Work out how many lines of the listing hold the string "this". Answer with that number alone.

** Start The records **

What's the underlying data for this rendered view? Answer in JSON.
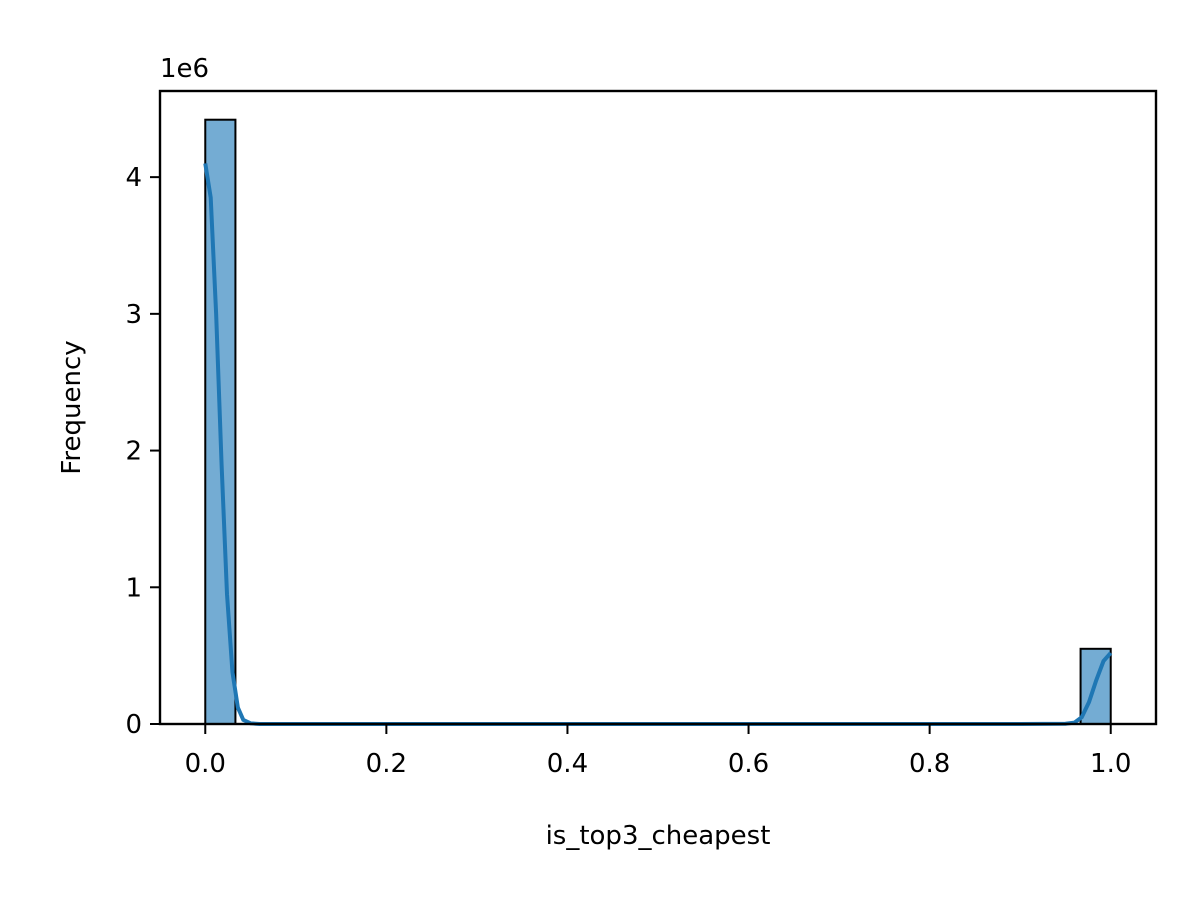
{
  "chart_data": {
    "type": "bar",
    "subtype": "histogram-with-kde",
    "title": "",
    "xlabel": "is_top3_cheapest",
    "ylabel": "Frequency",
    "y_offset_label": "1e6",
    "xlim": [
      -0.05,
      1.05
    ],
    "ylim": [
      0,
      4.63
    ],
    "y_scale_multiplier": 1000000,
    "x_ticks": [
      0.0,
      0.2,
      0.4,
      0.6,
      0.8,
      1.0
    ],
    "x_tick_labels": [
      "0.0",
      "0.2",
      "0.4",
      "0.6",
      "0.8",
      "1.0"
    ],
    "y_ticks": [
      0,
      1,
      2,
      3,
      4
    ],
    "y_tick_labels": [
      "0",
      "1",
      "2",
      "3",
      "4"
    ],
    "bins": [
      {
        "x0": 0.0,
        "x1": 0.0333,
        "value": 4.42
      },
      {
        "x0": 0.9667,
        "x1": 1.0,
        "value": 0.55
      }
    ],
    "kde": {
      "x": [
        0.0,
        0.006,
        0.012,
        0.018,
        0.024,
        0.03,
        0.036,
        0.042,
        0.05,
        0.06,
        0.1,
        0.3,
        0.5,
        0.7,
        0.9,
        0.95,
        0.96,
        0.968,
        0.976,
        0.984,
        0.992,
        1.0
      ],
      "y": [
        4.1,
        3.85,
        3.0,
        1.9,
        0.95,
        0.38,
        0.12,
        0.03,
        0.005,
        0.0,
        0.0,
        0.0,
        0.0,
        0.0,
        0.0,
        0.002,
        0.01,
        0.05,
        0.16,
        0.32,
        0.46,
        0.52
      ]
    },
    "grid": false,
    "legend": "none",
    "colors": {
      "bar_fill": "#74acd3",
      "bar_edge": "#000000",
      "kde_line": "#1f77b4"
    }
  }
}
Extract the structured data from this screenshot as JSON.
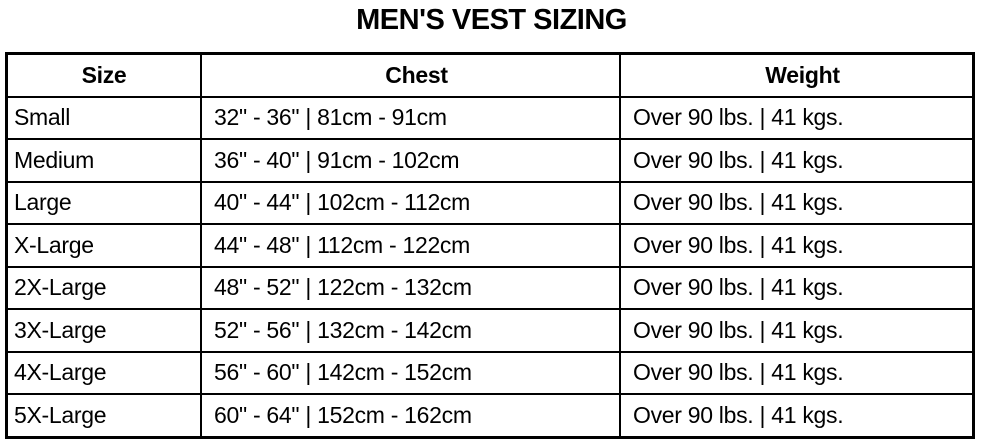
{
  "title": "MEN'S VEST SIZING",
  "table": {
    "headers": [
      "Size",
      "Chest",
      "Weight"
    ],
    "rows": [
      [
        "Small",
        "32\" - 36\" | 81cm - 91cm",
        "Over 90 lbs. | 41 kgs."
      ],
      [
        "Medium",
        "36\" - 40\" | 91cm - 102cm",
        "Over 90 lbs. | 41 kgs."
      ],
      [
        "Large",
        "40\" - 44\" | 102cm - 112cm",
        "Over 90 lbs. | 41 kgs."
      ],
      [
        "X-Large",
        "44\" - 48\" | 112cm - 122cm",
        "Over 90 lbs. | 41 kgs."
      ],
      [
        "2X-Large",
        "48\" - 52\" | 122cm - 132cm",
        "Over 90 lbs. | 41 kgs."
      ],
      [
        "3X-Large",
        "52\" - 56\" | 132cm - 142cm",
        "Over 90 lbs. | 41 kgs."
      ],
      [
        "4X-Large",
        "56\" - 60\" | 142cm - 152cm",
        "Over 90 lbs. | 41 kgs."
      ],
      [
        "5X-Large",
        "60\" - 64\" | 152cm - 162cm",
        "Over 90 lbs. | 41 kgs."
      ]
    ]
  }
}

** End The records **

#### Answer below
2